#### ВЫБРАННЫЙ ТЕКСТ

Все красноречие сэра Эдуарда ведет только к тому, что значительное увеличение числа избирателей имеет свою дурную сторону,-- в этом мы совершенно согласны с ним. Он говорит, что опасность находится в легковерии, невежестве и опрометчивости рабочих классов; в том, что жизнь их тяжела, что работа не дает им времени на умственное развитие, на приобретение здравых понятий; в том, что они находятся в зависимом положении, что единственный выгодный шанс для них потрясение общественных отношений. Правда. Мы видим, мы чувствуем теперь, что это правда: рабочие классы остановили законодательную деятельную деятельность, поочередно низвергают лорда Пальмерстона и лорда Дерби. Что же нам делать? Сэр Эдуард не говорит нам этого. Но качества, по мнению сэра Эдуарда вредные в избирателях, не менее вредны и в людях, не имеющих голоса на выборах. Рабочие классы хотят политических прав; это не доказательство их достоинства пользоваться правами, но это причина тому, что мы должны дать им права, достойны ли они или недостойны. Если поднимать отвлеченный вопрос о достоинстве, то кто из нас достоин? Король неаполитанский думает, что все его подданные недостойны политических прав, но они, как видим, неспособны и жить без них".

Очень умно. Вот хорошо было бы, если бы все так рассуждали. Но в том и штука, что не всем возможно иметь такой рассудительный взгляд на вещи. Почему "Times" имеет силу хладнокровно понимать необходимость уступки, которой сам не желает, выгоду скорее исполнить дело, которое ему неприятно, но от исполнения которого не уйдешь никакими отвиливаниями и отвиливания от которого приведут только к чувствительнейшим неприятностям? Потому, что для самого "Times'a", для газеты и для публицистов, пишущих в ней, прямого вреда от парламентской реформы не будет: влияние журналистики на общественное мнение не уменьшится, число подписчиков не уменьшится, положение публицистов не станет хуже. А кому дело приносит личный вред, те никогда и никак не сумеют во-время понять его неизбежность и непременно затянут его до того, что подвергнутся из-за него неприятностям, еще гораздо худшим для них, чем само это дело. Это уже так водится на свете.

P. S. 19 мая. Прочитав депешу, говорящую, что Гарибальди вступил в Палермо, мы, разумеется, совершенно изменяем свое понятие о сицилийцах и отрекаемся от всего, что говорили о них в предыдущей статье, кроме слов, которыми отдавали справедливость их мужеству. Мы могли порицать их, пока они не достигли успеха. Но успех дела изменяет и название его. Если бы Козьма Минич Сухорукий не имел успеха, мы называли бы его беспокойным, безумным, а теперь каждый из нас знает, что он был спаситель отечества. Точно так же мы теперь совершенно отрекаемся от столь основательно изложенного нами мнения в защиту неаполитанской системы. Мы теперь прозрели и увидели, что она несостоятельна.

Мы полагали, что это отречение придется нам сделать в следующем месяце. Читатель видит, что развязка пришла быстрее, чем ожидали мы.

P. P. S. Через два часа после предыдущей приписки. Справившись духом от первого потрясения, произведенного в нас известием о взятии Палермо, мы возвращаемся к прежним нашим принципам, от которых легкомысленно отреклись было на минуту. Неаполитанская система хороша. Сицилийцы -- ослепленные безумцы. Гарибальди -- разбойник. Беззаконие торжествует в Сицилии, может восторжествовать и в Неаполе, как восторжествовало в Тоскане, Парме, Модене, Романье, может восторжествовать на всем Западе. Но мы стоим на скале, которой не коснутся волны его.

########
#### ИСХОДНЫЕ ЗАПИСИ

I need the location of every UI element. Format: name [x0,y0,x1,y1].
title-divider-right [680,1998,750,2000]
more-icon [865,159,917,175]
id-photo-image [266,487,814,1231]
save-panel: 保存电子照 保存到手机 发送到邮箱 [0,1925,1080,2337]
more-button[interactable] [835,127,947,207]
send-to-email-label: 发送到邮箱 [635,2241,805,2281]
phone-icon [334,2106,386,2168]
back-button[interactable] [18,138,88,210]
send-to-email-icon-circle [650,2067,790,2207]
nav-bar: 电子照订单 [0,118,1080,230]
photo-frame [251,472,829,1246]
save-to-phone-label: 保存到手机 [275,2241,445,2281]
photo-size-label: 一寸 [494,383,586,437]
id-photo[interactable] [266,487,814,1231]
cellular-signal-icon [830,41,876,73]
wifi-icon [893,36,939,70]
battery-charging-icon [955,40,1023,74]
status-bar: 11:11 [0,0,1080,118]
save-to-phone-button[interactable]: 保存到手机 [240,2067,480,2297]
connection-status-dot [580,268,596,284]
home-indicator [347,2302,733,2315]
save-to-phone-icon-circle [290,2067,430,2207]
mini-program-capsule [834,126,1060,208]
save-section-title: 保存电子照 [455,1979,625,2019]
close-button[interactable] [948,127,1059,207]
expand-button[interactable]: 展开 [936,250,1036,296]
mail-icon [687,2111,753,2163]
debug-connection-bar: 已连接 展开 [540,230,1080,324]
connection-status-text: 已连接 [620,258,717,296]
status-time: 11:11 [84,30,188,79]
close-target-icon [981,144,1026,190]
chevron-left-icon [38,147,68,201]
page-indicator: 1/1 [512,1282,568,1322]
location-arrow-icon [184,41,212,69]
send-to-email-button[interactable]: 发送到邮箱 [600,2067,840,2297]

########

- ЗАДАНИЯ И УПРАЖНЕНИЯ
1. Какое известие о Гарибальди приводится в приписке от 19 мая в выбранном тексте?
2. Объясните в одном–трех предложениях, почему, согласно выбранному тексту, «Times» может хладнокровно понимать необходимость уступки, которой сам не желает.
3. Определите, согласуются ли с выбранным текстом следующие утверждения, и для каждого приведите решающие слова текста: (a) сэр Эдуард говорит, что следует делать с рабочими классами; (b) во второй приписке авторы возвращаются к своим прежним принципам; (c) авторы полагали, что отречься от своего мнения им придется в следующем месяце.

- ПРОНУМЕРОВАННЫЕ ОТВЕТЫ
1. Гарибальди вступил в Палермо.

2. Для самой газеты и пишущих в ней публицистов парламентская реформа не принесет прямого вреда. Влияние журналистики на общественное мнение не уменьшится, число подписчиков не сократится, а положение публицистов не станет хуже.

3.
(a) Нет: «Сэр Эдуард не говорит нам этого».
(b) Да: «мы возвращаемся к прежним нашим принципам».
(c) Да: «Мы полагали, что это отречение придется нам сделать в следующем месяце».